__DIRECTION__: Skip the images. Copy the records exactly as written.

__Stored data entries__:
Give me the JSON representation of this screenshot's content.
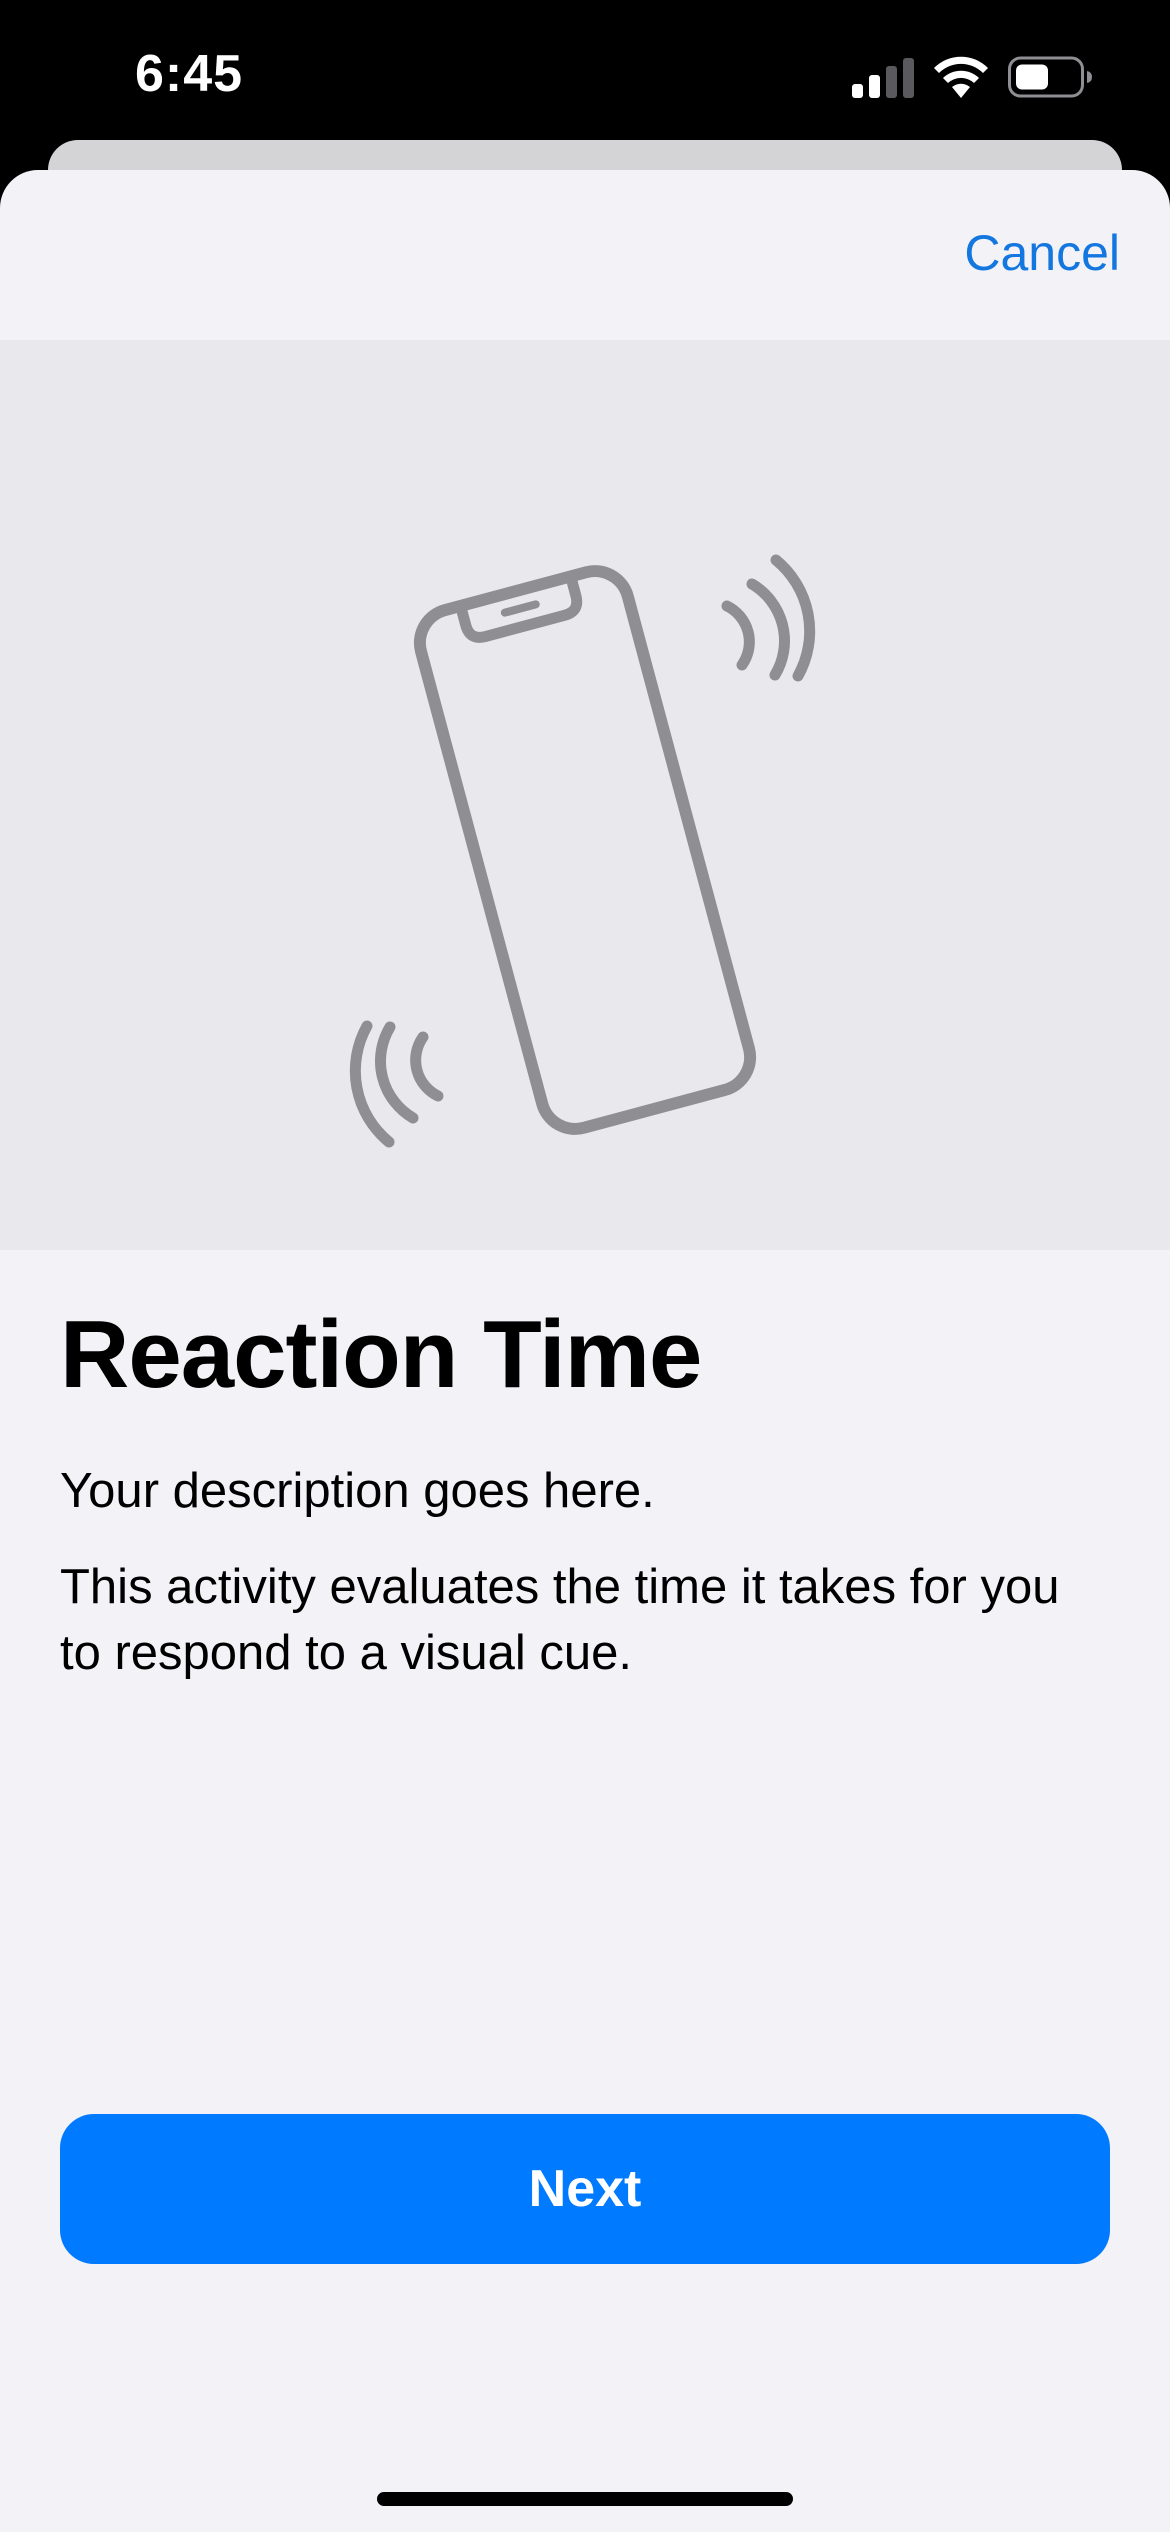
{
  "status_bar": {
    "time": "6:45",
    "signal_icon": "cellular-signal-icon",
    "wifi_icon": "wifi-icon",
    "battery_icon": "battery-icon"
  },
  "nav": {
    "cancel_label": "Cancel"
  },
  "illustration": {
    "icon": "phone-vibrating-icon",
    "color": "#8e8e93"
  },
  "content": {
    "title": "Reaction Time",
    "description": "Your description goes here.",
    "detail": "This activity evaluates the time it takes for you to respond to a visual cue."
  },
  "footer": {
    "next_label": "Next"
  },
  "colors": {
    "accent": "#007aff",
    "background": "#f2f2f7",
    "illustration_bg": "#e8e8ed"
  }
}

__ANSWER FOR THIS EXERCISE__:
Give me the JSON representation of this screenshot's content.
{
  "status_bar": {
    "time": "6:45",
    "signal_icon": "cellular-signal-icon",
    "wifi_icon": "wifi-icon",
    "battery_icon": "battery-icon"
  },
  "nav": {
    "cancel_label": "Cancel"
  },
  "illustration": {
    "icon": "phone-vibrating-icon",
    "color": "#8e8e93"
  },
  "content": {
    "title": "Reaction Time",
    "description": "Your description goes here.",
    "detail": "This activity evaluates the time it takes for you to respond to a visual cue."
  },
  "footer": {
    "next_label": "Next"
  },
  "colors": {
    "accent": "#007aff",
    "background": "#f2f2f7",
    "illustration_bg": "#e8e8ed"
  }
}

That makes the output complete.